Copy exactly the run of lines that begins at the line with "Give me the JSON representation of this screenshot's content." and ends at the final line of the entries.

## EXTRACTED ENTRIES
= = =
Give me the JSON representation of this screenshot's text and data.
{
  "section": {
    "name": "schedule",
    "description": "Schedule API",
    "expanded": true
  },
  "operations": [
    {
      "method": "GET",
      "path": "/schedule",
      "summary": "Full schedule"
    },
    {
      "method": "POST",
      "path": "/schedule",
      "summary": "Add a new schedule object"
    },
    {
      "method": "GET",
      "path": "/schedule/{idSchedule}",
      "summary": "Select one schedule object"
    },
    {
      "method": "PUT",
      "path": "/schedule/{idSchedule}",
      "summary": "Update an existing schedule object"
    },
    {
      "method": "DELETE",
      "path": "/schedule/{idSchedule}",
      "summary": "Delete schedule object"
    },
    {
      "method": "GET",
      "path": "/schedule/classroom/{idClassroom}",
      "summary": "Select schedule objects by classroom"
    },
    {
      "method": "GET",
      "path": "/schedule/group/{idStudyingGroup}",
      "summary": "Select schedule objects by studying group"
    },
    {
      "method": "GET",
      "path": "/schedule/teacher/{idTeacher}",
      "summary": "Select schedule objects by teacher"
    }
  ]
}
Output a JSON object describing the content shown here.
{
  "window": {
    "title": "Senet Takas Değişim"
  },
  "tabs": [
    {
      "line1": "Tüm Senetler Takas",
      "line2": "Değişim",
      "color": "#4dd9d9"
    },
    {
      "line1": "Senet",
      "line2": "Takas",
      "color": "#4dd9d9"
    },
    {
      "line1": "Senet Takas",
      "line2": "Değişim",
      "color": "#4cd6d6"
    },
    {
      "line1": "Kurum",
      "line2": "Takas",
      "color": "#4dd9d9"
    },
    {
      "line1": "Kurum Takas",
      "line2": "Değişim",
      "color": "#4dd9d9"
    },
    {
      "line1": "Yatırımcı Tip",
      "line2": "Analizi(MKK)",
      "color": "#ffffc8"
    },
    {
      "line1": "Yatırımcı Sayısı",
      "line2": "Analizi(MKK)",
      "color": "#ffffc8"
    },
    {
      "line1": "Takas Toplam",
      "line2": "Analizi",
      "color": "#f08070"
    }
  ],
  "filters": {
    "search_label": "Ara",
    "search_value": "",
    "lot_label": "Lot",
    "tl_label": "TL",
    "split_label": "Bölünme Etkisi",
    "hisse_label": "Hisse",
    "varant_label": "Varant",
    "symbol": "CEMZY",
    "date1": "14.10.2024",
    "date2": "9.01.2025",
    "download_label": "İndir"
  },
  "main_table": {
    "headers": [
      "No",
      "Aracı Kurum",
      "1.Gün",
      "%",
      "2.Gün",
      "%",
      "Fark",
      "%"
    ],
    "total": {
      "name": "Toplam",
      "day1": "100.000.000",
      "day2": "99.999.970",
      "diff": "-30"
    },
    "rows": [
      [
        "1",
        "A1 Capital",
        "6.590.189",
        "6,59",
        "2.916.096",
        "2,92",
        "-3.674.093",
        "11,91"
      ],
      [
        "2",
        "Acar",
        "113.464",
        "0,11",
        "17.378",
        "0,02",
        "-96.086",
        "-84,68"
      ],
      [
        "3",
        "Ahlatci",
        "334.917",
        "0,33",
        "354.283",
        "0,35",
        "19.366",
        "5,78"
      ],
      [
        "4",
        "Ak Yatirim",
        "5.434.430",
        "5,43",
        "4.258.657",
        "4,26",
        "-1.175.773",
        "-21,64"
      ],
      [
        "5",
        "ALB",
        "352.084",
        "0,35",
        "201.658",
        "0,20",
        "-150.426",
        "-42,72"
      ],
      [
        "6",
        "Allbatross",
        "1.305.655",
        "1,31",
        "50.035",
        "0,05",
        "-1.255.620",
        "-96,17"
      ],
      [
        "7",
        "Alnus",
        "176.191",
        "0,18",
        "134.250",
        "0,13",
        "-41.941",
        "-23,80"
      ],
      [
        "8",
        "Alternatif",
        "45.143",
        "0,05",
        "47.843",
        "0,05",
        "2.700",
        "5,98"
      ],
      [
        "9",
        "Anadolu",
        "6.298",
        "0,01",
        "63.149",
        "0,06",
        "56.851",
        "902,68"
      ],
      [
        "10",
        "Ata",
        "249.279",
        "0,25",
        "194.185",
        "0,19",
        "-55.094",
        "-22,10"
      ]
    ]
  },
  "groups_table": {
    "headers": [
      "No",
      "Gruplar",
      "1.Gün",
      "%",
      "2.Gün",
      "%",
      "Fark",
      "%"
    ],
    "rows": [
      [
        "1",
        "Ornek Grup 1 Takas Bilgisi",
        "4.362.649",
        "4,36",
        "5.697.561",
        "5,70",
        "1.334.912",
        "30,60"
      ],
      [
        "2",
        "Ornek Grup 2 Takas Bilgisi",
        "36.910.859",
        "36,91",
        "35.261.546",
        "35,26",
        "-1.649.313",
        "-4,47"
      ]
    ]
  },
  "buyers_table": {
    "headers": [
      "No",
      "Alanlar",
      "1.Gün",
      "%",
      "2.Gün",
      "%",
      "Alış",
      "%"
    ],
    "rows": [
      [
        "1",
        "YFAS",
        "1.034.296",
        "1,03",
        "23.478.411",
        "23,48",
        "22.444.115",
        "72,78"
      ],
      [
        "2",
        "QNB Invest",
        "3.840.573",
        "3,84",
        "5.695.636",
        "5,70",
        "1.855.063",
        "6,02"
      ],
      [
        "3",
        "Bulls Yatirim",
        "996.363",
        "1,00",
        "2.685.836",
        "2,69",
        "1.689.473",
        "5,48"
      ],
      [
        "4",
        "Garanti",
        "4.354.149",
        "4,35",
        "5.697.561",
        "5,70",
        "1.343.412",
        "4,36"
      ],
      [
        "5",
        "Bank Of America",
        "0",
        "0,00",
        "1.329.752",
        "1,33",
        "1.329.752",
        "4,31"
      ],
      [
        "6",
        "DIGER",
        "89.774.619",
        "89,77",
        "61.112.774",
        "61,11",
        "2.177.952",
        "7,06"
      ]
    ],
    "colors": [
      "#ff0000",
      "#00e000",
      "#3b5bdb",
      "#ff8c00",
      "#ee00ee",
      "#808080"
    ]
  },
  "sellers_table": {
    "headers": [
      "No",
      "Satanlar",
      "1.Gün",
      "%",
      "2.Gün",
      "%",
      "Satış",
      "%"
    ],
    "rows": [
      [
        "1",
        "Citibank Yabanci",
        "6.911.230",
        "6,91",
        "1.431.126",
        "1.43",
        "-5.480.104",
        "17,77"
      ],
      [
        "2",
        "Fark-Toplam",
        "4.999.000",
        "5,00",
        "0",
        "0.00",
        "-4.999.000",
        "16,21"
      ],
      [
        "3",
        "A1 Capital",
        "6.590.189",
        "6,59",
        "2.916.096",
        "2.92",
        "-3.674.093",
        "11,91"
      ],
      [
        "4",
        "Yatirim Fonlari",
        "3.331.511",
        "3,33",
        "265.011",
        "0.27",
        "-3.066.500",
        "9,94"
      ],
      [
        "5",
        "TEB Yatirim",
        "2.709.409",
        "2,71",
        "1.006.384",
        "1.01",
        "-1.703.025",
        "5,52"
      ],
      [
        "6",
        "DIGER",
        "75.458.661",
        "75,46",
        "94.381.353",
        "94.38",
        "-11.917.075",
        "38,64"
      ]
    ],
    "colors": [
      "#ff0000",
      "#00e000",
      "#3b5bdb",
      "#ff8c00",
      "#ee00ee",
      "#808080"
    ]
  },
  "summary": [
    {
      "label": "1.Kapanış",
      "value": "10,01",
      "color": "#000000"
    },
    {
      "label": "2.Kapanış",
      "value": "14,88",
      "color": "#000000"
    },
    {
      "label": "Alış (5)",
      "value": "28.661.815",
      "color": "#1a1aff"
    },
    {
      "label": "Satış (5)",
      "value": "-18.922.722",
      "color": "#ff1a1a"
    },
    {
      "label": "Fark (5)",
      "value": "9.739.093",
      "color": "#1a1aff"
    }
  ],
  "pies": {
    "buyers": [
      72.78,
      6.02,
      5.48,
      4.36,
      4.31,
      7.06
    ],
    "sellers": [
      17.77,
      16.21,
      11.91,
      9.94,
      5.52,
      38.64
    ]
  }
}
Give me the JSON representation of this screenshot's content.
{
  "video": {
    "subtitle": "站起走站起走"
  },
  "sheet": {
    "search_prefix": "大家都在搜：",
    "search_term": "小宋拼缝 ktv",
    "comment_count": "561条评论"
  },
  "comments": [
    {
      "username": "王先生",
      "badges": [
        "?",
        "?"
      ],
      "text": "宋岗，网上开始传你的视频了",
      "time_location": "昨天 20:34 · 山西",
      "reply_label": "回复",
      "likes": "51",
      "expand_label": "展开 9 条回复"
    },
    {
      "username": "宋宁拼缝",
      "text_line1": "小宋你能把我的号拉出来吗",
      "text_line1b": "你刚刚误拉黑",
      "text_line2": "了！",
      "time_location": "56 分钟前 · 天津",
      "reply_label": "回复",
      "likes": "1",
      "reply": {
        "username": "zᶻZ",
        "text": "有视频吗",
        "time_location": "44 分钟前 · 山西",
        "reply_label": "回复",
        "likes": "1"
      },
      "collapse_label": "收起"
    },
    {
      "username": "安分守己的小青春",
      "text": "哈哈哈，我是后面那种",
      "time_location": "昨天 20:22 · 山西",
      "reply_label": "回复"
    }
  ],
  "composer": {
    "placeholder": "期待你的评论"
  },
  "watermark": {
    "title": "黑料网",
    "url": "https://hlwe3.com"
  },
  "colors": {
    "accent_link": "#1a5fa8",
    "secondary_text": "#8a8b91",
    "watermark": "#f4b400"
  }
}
= = =
## TASK SOLUTION
Give me the JSON representation of this screenshot's content.
{
  "video": {
    "subtitle": "站起走站起走"
  },
  "sheet": {
    "search_prefix": "大家都在搜：",
    "search_term": "小宋拼缝 ktv",
    "comment_count": "561条评论"
  },
  "comments": [
    {
      "username": "王先生",
      "badges": [
        "?",
        "?"
      ],
      "text": "宋岗，网上开始传你的视频了",
      "time_location": "昨天 20:34 · 山西",
      "reply_label": "回复",
      "likes": "51",
      "expand_label": "展开 9 条回复"
    },
    {
      "username": "宋宁拼缝",
      "text_line1": "小宋你能把我的号拉出来吗",
      "text_line1b": "你刚刚误拉黑",
      "text_line2": "了！",
      "time_location": "56 分钟前 · 天津",
      "reply_label": "回复",
      "likes": "1",
      "reply": {
        "username": "zᶻZ",
        "text": "有视频吗",
        "time_location": "44 分钟前 · 山西",
        "reply_label": "回复",
        "likes": "1"
      },
      "collapse_label": "收起"
    },
    {
      "username": "安分守己的小青春",
      "text": "哈哈哈，我是后面那种",
      "time_location": "昨天 20:22 · 山西",
      "reply_label": "回复"
    }
  ],
  "composer": {
    "placeholder": "期待你的评论"
  },
  "watermark": {
    "title": "黑料网",
    "url": "https://hlwe3.com"
  },
  "colors": {
    "accent_link": "#1a5fa8",
    "secondary_text": "#8a8b91",
    "watermark": "#f4b400"
  }
}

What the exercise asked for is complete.